#### [EXERCISE BRIEF]
Look through the data below and return each line where "been" appears.

#### [MATERIAL FOR THE TASK]
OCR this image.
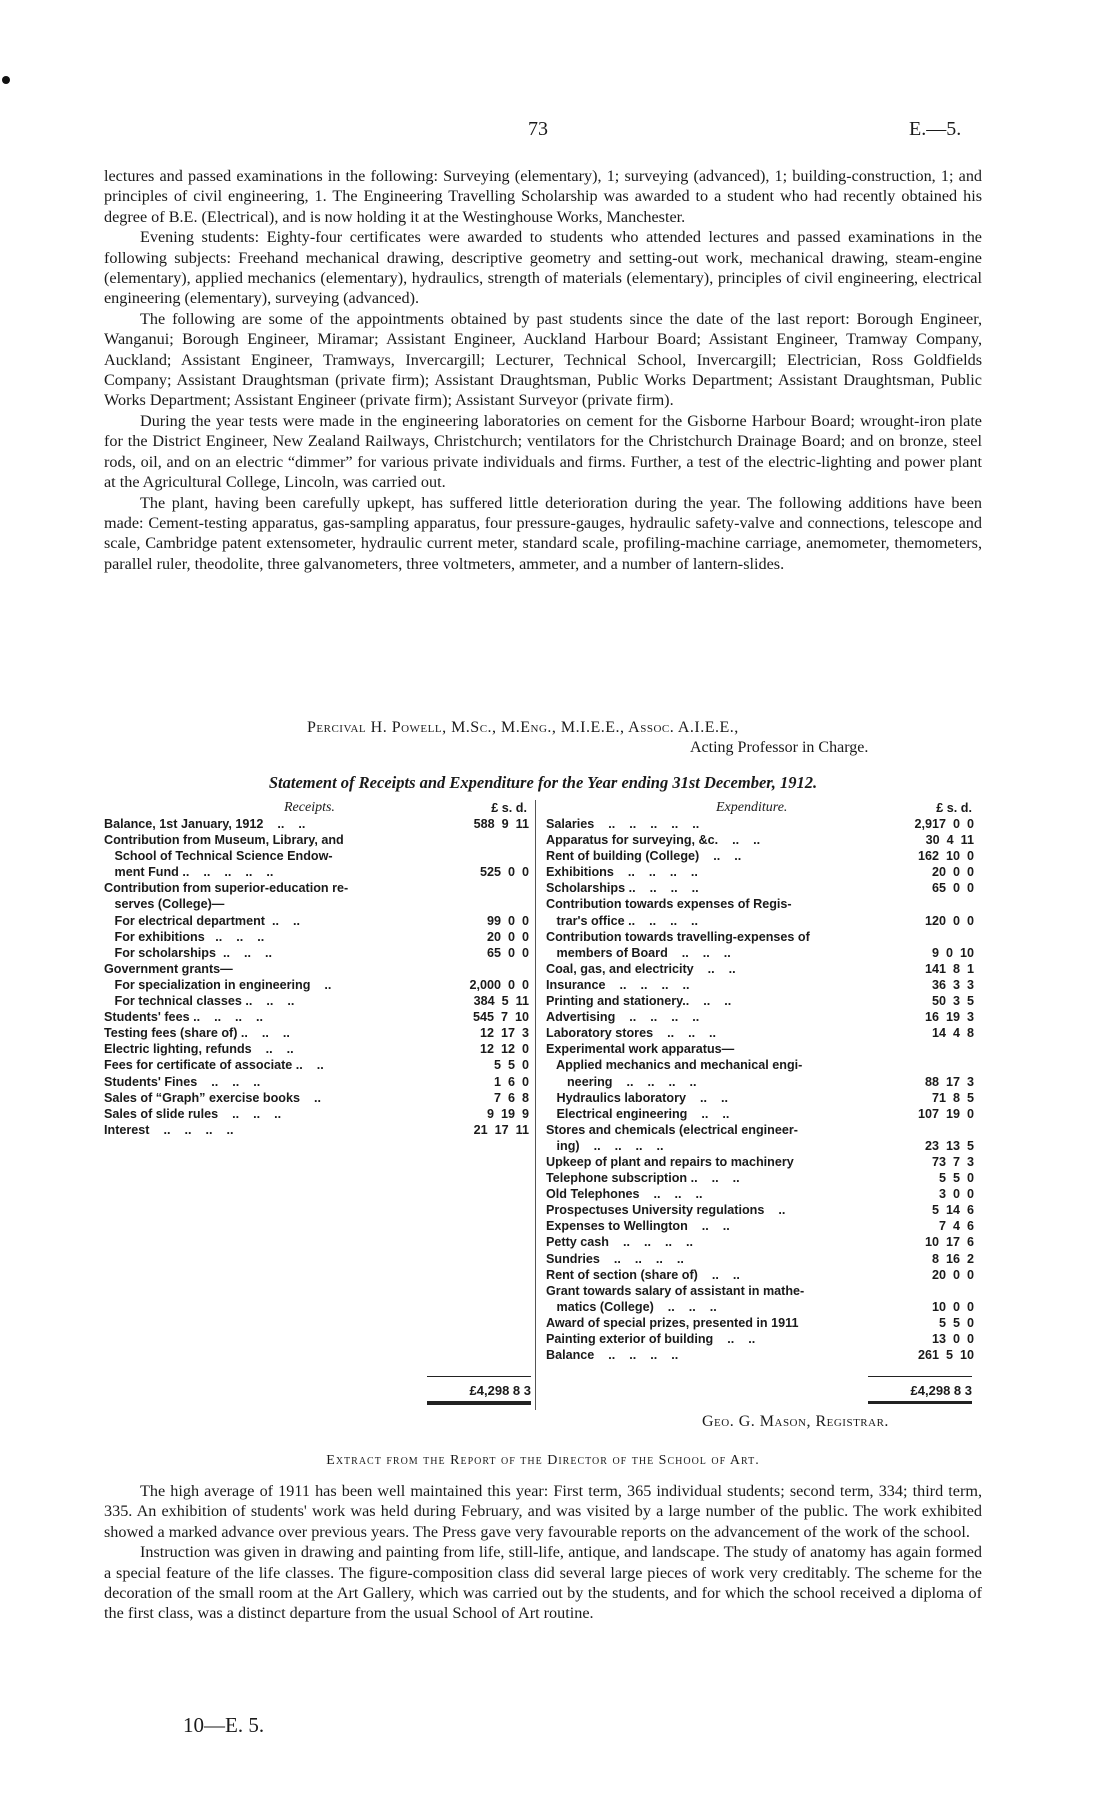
73	E.—5.

lectures and passed examinations in the following: Surveying (elementary), 1; surveying (advanced), 1; building-construction, 1; and principles of civil engineering, 1. The Engineering Travelling Scholarship was awarded to a student who had recently obtained his degree of B.E. (Electrical), and is now holding it at the Westinghouse Works, Manchester.

Evening students: Eighty-four certificates were awarded to students who attended lectures and passed examinations in the following subjects: Freehand mechanical drawing, descriptive geometry and setting-out work, mechanical drawing, steam-engine (elementary), applied mechanics (elementary), hydraulics, strength of materials (elementary), principles of civil engineering, electrical engineering (elementary), surveying (advanced).

The following are some of the appointments obtained by past students since the date of the last report: Borough Engineer, Wanganui; Borough Engineer, Miramar; Assistant Engineer, Auckland Harbour Board; Assistant Engineer, Tramway Company, Auckland; Assistant Engineer, Tramways, Invercargill; Lecturer, Technical School, Invercargill; Electrician, Ross Goldfields Company; Assistant Draughtsman (private firm); Assistant Draughtsman, Public Works Department; Assistant Draughtsman, Public Works Department; Assistant Engineer (private firm); Assistant Surveyor (private firm).

During the year tests were made in the engineering laboratories on cement for the Gisborne Harbour Board; wrought-iron plate for the District Engineer, New Zealand Railways, Christchurch; ventilators for the Christchurch Drainage Board; and on bronze, steel rods, oil, and on an electric “dimmer” for various private individuals and firms. Further, a test of the electric-lighting and power plant at the Agricultural College, Lincoln, was carried out.

The plant, having been carefully upkept, has suffered little deterioration during the year. The following additions have been made: Cement-testing apparatus, gas-sampling apparatus, four pressure-gauges, hydraulic safety-valve and connections, telescope and scale, Cambridge patent extensometer, hydraulic current meter, standard scale, profiling-machine carriage, anemometer, themometers, parallel ruler, theodolite, three galvanometers, three voltmeters, ammeter, and a number of lantern-slides.

Percival H. Powell, M.Sc., M.Eng., M.I.E.E., Assoc. A.I.E.E.,
Acting Professor in Charge.
Statement of Receipts and Expenditure for the Year ending 31st December, 1912.
Receipts.	£ s. d.
Balance, 1st January, 1912    ..    ..	588  9  11
Contribution from Museum, Library, and
School of Technical Science Endow-
ment Fund ..    ..    ..    ..    ..	525  0  0
Contribution from superior-education re-
serves (College)—
For electrical department  ..    ..	99  0  0
For exhibitions   ..    ..    ..	20  0  0
For scholarships  ..    ..    ..	65  0  0
Government grants—
For specialization in engineering    ..	2,000  0  0
For technical classes ..    ..    ..	384  5  11
Students' fees ..    ..    ..    ..	545  7  10
Testing fees (share of) ..    ..    ..	12  17  3
Electric lighting, refunds    ..    ..	12  12  0
Fees for certificate of associate ..    ..	5  5  0
Students' Fines    ..    ..    ..	1  6  0
Sales of “Graph” exercise books    ..	7  6  8
Sales of slide rules    ..    ..    ..	9  19  9
Interest    ..    ..    ..    ..	21  17  11
Expenditure.	£ s. d.
Salaries    ..    ..    ..    ..    ..	2,917  0  0
Apparatus for surveying, &c.    ..    ..	30  4  11
Rent of building (College)    ..    ..	162  10  0
Exhibitions    ..    ..    ..    ..	20  0  0
Scholarships ..    ..    ..    ..	65  0  0
Contribution towards expenses of Regis-
trar's office ..    ..    ..    ..	120  0  0
Contribution towards travelling-expenses of
members of Board    ..    ..    ..	9  0  10
Coal, gas, and electricity    ..    ..	141  8  1
Insurance    ..    ..    ..    ..	36  3  3
Printing and stationery..    ..    ..	50  3  5
Advertising    ..    ..    ..    ..	16  19  3
Laboratory stores    ..    ..    ..	14  4  8
Experimental work apparatus—
Applied mechanics and mechanical engi-
neering    ..    ..    ..    ..	88  17  3
Hydraulics laboratory    ..    ..	71  8  5
Electrical engineering    ..    ..	107  19  0
Stores and chemicals (electrical engineer-
ing)    ..    ..    ..    ..	23  13  5
Upkeep of plant and repairs to machinery	73  7  3
Telephone subscription ..    ..    ..	5  5  0
Old Telephones    ..    ..    ..	3  0  0
Prospectuses University regulations    ..	5  14  6
Expenses to Wellington    ..    ..	7  4  6
Petty cash    ..    ..    ..    ..	10  17  6
Sundries    ..    ..    ..    ..	8  16  2
Rent of section (share of)    ..    ..	20  0  0
Grant towards salary of assistant in mathe-
matics (College)    ..    ..    ..	10  0  0
Award of special prizes, presented in 1911	5  5  0
Painting exterior of building    ..    ..	13  0  0
Balance    ..    ..    ..    ..	261  5  10
£4,298 8 3	£4,298 8 3
Geo. G. Mason, Registrar.
Extract from the Report of the Director of the School of Art.

The high average of 1911 has been well maintained this year: First term, 365 individual students; second term, 334; third term, 335. An exhibition of students' work was held during February, and was visited by a large number of the public. The work exhibited showed a marked advance over previous years. The Press gave very favourable reports on the advancement of the work of the school.

Instruction was given in drawing and painting from life, still-life, antique, and landscape. The study of anatomy has again formed a special feature of the life classes. The figure-composition class did several large pieces of work very creditably. The scheme for the decoration of the small room at the Art Gallery, which was carried out by the students, and for which the school received a diploma of the first class, was a distinct departure from the usual School of Art routine.

10—E. 5.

#### [RESULT BELOW]
The plant, having been carefully upkept, has suffered little deterioration during the year. The following additions have been made: Cement-testing apparatus, gas-sampling apparatus, four pressure-gauges, hydraulic safety-valve and connections, telescope and scale, Cambridge patent extensometer, hydraulic current meter, standard scale, profiling-machine carriage, anemometer, themometers, parallel ruler, theodolite, three galvanometers, three voltmeters, ammeter, and a number of lantern-slides.
The high average of 1911 has been well maintained this year: First term, 365 individual students; second term, 334; third term, 335. An exhibition of students' work was held during February, and was visited by a large number of the public. The work exhibited showed a marked advance over previous years. The Press gave very favourable reports on the advancement of the work of the school.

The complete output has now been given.